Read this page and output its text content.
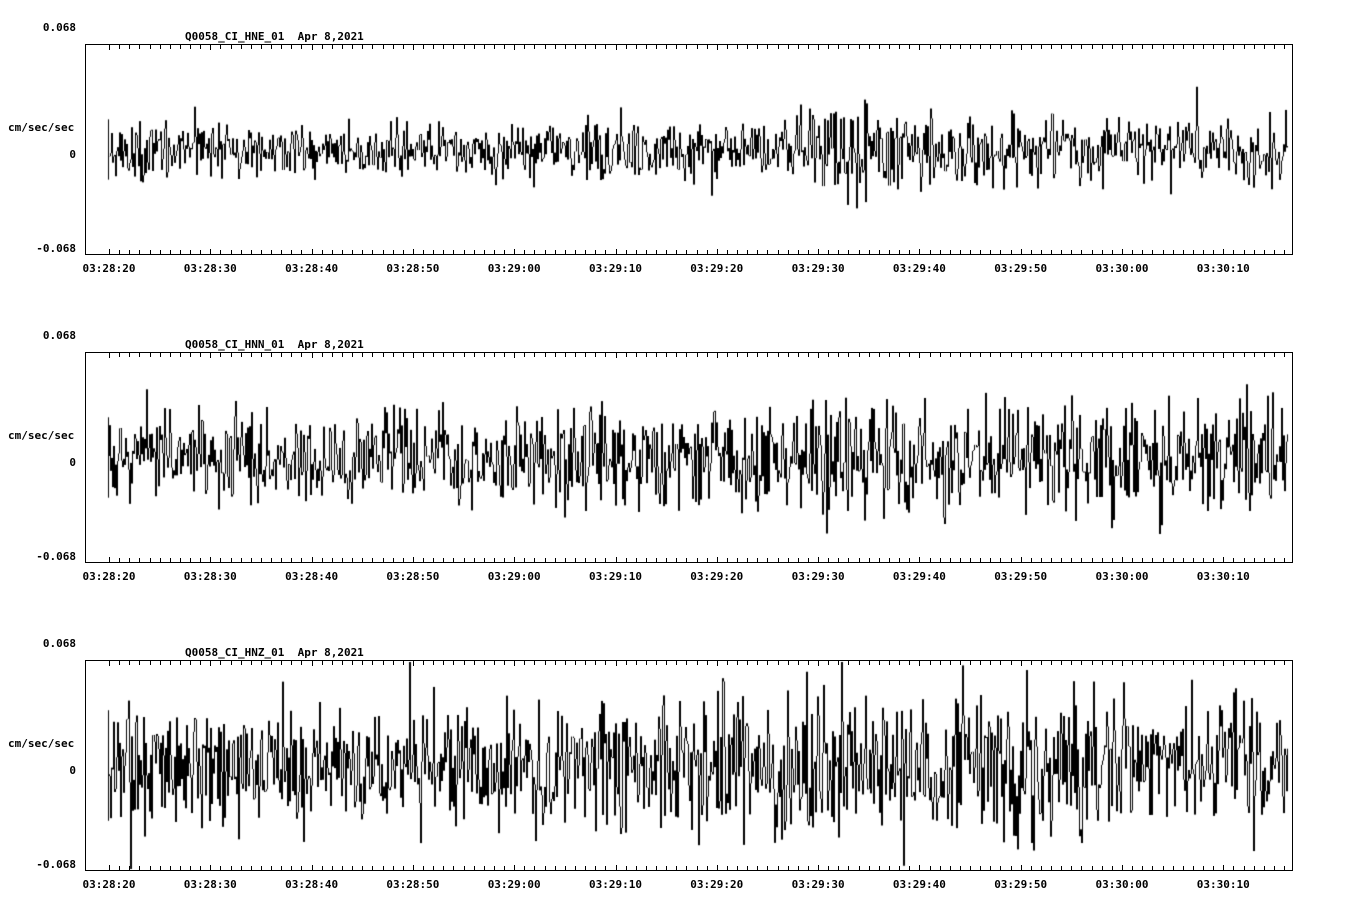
Q0058_CI_HNE_01  Apr 8,2021
cm/sec/sec
0.068
0
-0.068
03:28:20	03:28:30	03:28:40	03:28:50	03:29:00	03:29:10	03:29:20	03:29:30	03:29:40	03:29:50	03:30:00	03:30:10
Q0058_CI_HNN_01  Apr 8,2021
cm/sec/sec
0.068
0
-0.068
03:28:20	03:28:30	03:28:40	03:28:50	03:29:00	03:29:10	03:29:20	03:29:30	03:29:40	03:29:50	03:30:00	03:30:10
Q0058_CI_HNZ_01  Apr 8,2021
cm/sec/sec
0.068
0
-0.068
03:28:20	03:28:30	03:28:40	03:28:50	03:29:00	03:29:10	03:29:20	03:29:30	03:29:40	03:29:50	03:30:00	03:30:10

Work to be completed:
Transcribe the whole listing exactly. Pictures are excluded.

Output for this task:
Read this page and output its text content.
Q0058_CI_HNE_01  Apr 8,2021
cm/sec/sec
0.068
0
-0.068
03:28:20	03:28:30	03:28:40	03:28:50	03:29:00	03:29:10	03:29:20	03:29:30	03:29:40	03:29:50	03:30:00	03:30:10
Q0058_CI_HNN_01  Apr 8,2021
cm/sec/sec
0.068
0
-0.068
03:28:20	03:28:30	03:28:40	03:28:50	03:29:00	03:29:10	03:29:20	03:29:30	03:29:40	03:29:50	03:30:00	03:30:10
Q0058_CI_HNZ_01  Apr 8,2021
cm/sec/sec
0.068
0
-0.068
03:28:20	03:28:30	03:28:40	03:28:50	03:29:00	03:29:10	03:29:20	03:29:30	03:29:40	03:29:50	03:30:00	03:30:10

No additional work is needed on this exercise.